- SET TASK
Reproduce the records below exactly as they appear.

- EXTRACTED ENTRIES

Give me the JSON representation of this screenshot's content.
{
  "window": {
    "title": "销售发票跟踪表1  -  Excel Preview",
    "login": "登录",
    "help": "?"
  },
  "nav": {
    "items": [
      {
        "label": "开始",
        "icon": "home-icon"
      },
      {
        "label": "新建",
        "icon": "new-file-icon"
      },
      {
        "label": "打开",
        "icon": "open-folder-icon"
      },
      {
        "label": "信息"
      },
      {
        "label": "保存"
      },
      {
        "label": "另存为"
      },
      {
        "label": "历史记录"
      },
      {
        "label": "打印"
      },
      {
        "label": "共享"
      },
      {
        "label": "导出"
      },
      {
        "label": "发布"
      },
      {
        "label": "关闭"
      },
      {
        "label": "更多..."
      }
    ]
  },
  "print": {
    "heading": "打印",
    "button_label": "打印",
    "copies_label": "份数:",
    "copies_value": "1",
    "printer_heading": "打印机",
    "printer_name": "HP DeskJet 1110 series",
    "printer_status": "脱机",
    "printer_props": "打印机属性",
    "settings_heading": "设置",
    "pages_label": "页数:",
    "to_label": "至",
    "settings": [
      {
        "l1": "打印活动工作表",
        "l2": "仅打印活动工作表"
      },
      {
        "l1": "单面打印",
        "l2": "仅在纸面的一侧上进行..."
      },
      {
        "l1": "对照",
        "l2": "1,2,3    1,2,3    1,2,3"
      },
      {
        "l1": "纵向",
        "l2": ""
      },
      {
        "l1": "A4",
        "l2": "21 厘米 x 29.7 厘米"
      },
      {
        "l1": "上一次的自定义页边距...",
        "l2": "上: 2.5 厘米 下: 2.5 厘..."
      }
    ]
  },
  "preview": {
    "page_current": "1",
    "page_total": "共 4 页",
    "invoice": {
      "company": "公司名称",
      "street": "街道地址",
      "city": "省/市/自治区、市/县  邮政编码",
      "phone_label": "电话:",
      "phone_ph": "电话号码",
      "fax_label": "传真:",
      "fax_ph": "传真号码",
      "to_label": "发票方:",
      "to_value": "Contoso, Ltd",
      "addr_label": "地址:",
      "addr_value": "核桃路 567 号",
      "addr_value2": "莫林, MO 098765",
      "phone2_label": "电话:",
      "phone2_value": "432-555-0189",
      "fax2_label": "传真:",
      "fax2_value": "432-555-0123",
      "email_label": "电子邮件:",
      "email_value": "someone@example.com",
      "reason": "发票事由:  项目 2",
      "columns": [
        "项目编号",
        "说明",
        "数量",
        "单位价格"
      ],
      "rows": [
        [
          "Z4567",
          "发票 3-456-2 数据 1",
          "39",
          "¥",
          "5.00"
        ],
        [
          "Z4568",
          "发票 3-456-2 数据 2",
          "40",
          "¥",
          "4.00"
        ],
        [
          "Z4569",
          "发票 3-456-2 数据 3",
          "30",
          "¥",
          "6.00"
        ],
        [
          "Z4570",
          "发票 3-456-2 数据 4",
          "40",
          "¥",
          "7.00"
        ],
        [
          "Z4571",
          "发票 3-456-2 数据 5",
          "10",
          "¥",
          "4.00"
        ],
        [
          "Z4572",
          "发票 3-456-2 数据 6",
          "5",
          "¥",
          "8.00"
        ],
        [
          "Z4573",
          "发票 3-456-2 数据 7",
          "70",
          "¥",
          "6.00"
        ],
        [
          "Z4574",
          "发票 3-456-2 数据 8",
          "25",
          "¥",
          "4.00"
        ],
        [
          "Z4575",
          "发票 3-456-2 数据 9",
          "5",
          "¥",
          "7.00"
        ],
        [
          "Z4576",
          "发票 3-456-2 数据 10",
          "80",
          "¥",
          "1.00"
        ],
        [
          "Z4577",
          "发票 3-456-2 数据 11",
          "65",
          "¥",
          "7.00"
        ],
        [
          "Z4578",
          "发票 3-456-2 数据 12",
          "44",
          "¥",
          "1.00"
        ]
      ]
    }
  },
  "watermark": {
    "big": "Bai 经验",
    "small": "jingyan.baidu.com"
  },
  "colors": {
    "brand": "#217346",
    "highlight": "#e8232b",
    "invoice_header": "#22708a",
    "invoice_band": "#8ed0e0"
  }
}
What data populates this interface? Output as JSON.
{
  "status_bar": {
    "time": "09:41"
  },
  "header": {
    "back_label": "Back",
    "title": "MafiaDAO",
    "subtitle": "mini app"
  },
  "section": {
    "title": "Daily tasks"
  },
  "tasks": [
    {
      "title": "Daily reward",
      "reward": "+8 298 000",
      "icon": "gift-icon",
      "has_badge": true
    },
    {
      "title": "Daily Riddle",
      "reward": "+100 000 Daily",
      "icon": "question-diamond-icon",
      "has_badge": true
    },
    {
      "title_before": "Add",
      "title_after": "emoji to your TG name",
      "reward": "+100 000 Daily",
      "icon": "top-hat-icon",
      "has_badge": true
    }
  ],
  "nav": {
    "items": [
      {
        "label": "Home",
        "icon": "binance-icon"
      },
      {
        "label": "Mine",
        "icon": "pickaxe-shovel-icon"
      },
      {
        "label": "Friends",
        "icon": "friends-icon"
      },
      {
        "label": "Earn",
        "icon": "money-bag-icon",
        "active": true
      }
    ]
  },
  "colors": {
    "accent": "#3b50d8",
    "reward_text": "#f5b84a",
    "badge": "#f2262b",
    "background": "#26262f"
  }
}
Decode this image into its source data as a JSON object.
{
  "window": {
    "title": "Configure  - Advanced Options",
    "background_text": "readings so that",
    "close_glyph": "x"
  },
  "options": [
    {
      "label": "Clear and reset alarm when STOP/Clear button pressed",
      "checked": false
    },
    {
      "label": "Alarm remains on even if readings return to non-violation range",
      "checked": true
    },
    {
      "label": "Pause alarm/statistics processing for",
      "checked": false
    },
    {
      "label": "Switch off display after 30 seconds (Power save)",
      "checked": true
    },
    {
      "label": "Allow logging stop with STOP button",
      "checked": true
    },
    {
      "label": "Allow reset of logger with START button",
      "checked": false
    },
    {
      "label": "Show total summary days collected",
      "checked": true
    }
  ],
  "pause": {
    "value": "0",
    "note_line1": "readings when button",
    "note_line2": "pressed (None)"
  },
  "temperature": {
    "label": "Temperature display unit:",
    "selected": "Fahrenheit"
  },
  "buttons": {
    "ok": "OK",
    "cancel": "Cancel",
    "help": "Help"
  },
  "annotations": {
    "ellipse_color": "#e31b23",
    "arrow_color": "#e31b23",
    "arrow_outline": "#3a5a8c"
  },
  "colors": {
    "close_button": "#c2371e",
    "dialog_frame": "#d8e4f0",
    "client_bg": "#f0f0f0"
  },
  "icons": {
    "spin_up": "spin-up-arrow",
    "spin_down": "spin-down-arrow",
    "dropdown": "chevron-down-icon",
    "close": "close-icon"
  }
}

- CORRECT RESPONSE
Give me the JSON representation of this screenshot's content.
{
  "window": {
    "title": "销售发票跟踪表1  -  Excel Preview",
    "login": "登录",
    "help": "?"
  },
  "nav": {
    "items": [
      {
        "label": "开始",
        "icon": "home-icon"
      },
      {
        "label": "新建",
        "icon": "new-file-icon"
      },
      {
        "label": "打开",
        "icon": "open-folder-icon"
      },
      {
        "label": "信息"
      },
      {
        "label": "保存"
      },
      {
        "label": "另存为"
      },
      {
        "label": "历史记录"
      },
      {
        "label": "打印"
      },
      {
        "label": "共享"
      },
      {
        "label": "导出"
      },
      {
        "label": "发布"
      },
      {
        "label": "关闭"
      },
      {
        "label": "更多..."
      }
    ]
  },
  "print": {
    "heading": "打印",
    "button_label": "打印",
    "copies_label": "份数:",
    "copies_value": "1",
    "printer_heading": "打印机",
    "printer_name": "HP DeskJet 1110 series",
    "printer_status": "脱机",
    "printer_props": "打印机属性",
    "settings_heading": "设置",
    "pages_label": "页数:",
    "to_label": "至",
    "settings": [
      {
        "l1": "打印活动工作表",
        "l2": "仅打印活动工作表"
      },
      {
        "l1": "单面打印",
        "l2": "仅在纸面的一侧上进行..."
      },
      {
        "l1": "对照",
        "l2": "1,2,3    1,2,3    1,2,3"
      },
      {
        "l1": "纵向",
        "l2": ""
      },
      {
        "l1": "A4",
        "l2": "21 厘米 x 29.7 厘米"
      },
      {
        "l1": "上一次的自定义页边距...",
        "l2": "上: 2.5 厘米 下: 2.5 厘..."
      }
    ]
  },
  "preview": {
    "page_current": "1",
    "page_total": "共 4 页",
    "invoice": {
      "company": "公司名称",
      "street": "街道地址",
      "city": "省/市/自治区、市/县  邮政编码",
      "phone_label": "电话:",
      "phone_ph": "电话号码",
      "fax_label": "传真:",
      "fax_ph": "传真号码",
      "to_label": "发票方:",
      "to_value": "Contoso, Ltd",
      "addr_label": "地址:",
      "addr_value": "核桃路 567 号",
      "addr_value2": "莫林, MO 098765",
      "phone2_label": "电话:",
      "phone2_value": "432-555-0189",
      "fax2_label": "传真:",
      "fax2_value": "432-555-0123",
      "email_label": "电子邮件:",
      "email_value": "someone@example.com",
      "reason": "发票事由:  项目 2",
      "columns": [
        "项目编号",
        "说明",
        "数量",
        "单位价格"
      ],
      "rows": [
        [
          "Z4567",
          "发票 3-456-2 数据 1",
          "39",
          "¥",
          "5.00"
        ],
        [
          "Z4568",
          "发票 3-456-2 数据 2",
          "40",
          "¥",
          "4.00"
        ],
        [
          "Z4569",
          "发票 3-456-2 数据 3",
          "30",
          "¥",
          "6.00"
        ],
        [
          "Z4570",
          "发票 3-456-2 数据 4",
          "40",
          "¥",
          "7.00"
        ],
        [
          "Z4571",
          "发票 3-456-2 数据 5",
          "10",
          "¥",
          "4.00"
        ],
        [
          "Z4572",
          "发票 3-456-2 数据 6",
          "5",
          "¥",
          "8.00"
        ],
        [
          "Z4573",
          "发票 3-456-2 数据 7",
          "70",
          "¥",
          "6.00"
        ],
        [
          "Z4574",
          "发票 3-456-2 数据 8",
          "25",
          "¥",
          "4.00"
        ],
        [
          "Z4575",
          "发票 3-456-2 数据 9",
          "5",
          "¥",
          "7.00"
        ],
        [
          "Z4576",
          "发票 3-456-2 数据 10",
          "80",
          "¥",
          "1.00"
        ],
        [
          "Z4577",
          "发票 3-456-2 数据 11",
          "65",
          "¥",
          "7.00"
        ],
        [
          "Z4578",
          "发票 3-456-2 数据 12",
          "44",
          "¥",
          "1.00"
        ]
      ]
    }
  },
  "watermark": {
    "big": "Bai 经验",
    "small": "jingyan.baidu.com"
  },
  "colors": {
    "brand": "#217346",
    "highlight": "#e8232b",
    "invoice_header": "#22708a",
    "invoice_band": "#8ed0e0"
  }
}
What data populates this interface? Output as JSON.
{
  "status_bar": {
    "time": "09:41"
  },
  "header": {
    "back_label": "Back",
    "title": "MafiaDAO",
    "subtitle": "mini app"
  },
  "section": {
    "title": "Daily tasks"
  },
  "tasks": [
    {
      "title": "Daily reward",
      "reward": "+8 298 000",
      "icon": "gift-icon",
      "has_badge": true
    },
    {
      "title": "Daily Riddle",
      "reward": "+100 000 Daily",
      "icon": "question-diamond-icon",
      "has_badge": true
    },
    {
      "title_before": "Add",
      "title_after": "emoji to your TG name",
      "reward": "+100 000 Daily",
      "icon": "top-hat-icon",
      "has_badge": true
    }
  ],
  "nav": {
    "items": [
      {
        "label": "Home",
        "icon": "binance-icon"
      },
      {
        "label": "Mine",
        "icon": "pickaxe-shovel-icon"
      },
      {
        "label": "Friends",
        "icon": "friends-icon"
      },
      {
        "label": "Earn",
        "icon": "money-bag-icon",
        "active": true
      }
    ]
  },
  "colors": {
    "accent": "#3b50d8",
    "reward_text": "#f5b84a",
    "badge": "#f2262b",
    "background": "#26262f"
  }
}
Decode this image into its source data as a JSON object.
{
  "window": {
    "title": "Configure  - Advanced Options",
    "background_text": "readings so that",
    "close_glyph": "x"
  },
  "options": [
    {
      "label": "Clear and reset alarm when STOP/Clear button pressed",
      "checked": false
    },
    {
      "label": "Alarm remains on even if readings return to non-violation range",
      "checked": true
    },
    {
      "label": "Pause alarm/statistics processing for",
      "checked": false
    },
    {
      "label": "Switch off display after 30 seconds (Power save)",
      "checked": true
    },
    {
      "label": "Allow logging stop with STOP button",
      "checked": true
    },
    {
      "label": "Allow reset of logger with START button",
      "checked": false
    },
    {
      "label": "Show total summary days collected",
      "checked": true
    }
  ],
  "pause": {
    "value": "0",
    "note_line1": "readings when button",
    "note_line2": "pressed (None)"
  },
  "temperature": {
    "label": "Temperature display unit:",
    "selected": "Fahrenheit"
  },
  "buttons": {
    "ok": "OK",
    "cancel": "Cancel",
    "help": "Help"
  },
  "annotations": {
    "ellipse_color": "#e31b23",
    "arrow_color": "#e31b23",
    "arrow_outline": "#3a5a8c"
  },
  "colors": {
    "close_button": "#c2371e",
    "dialog_frame": "#d8e4f0",
    "client_bg": "#f0f0f0"
  },
  "icons": {
    "spin_up": "spin-up-arrow",
    "spin_down": "spin-down-arrow",
    "dropdown": "chevron-down-icon",
    "close": "close-icon"
  }
}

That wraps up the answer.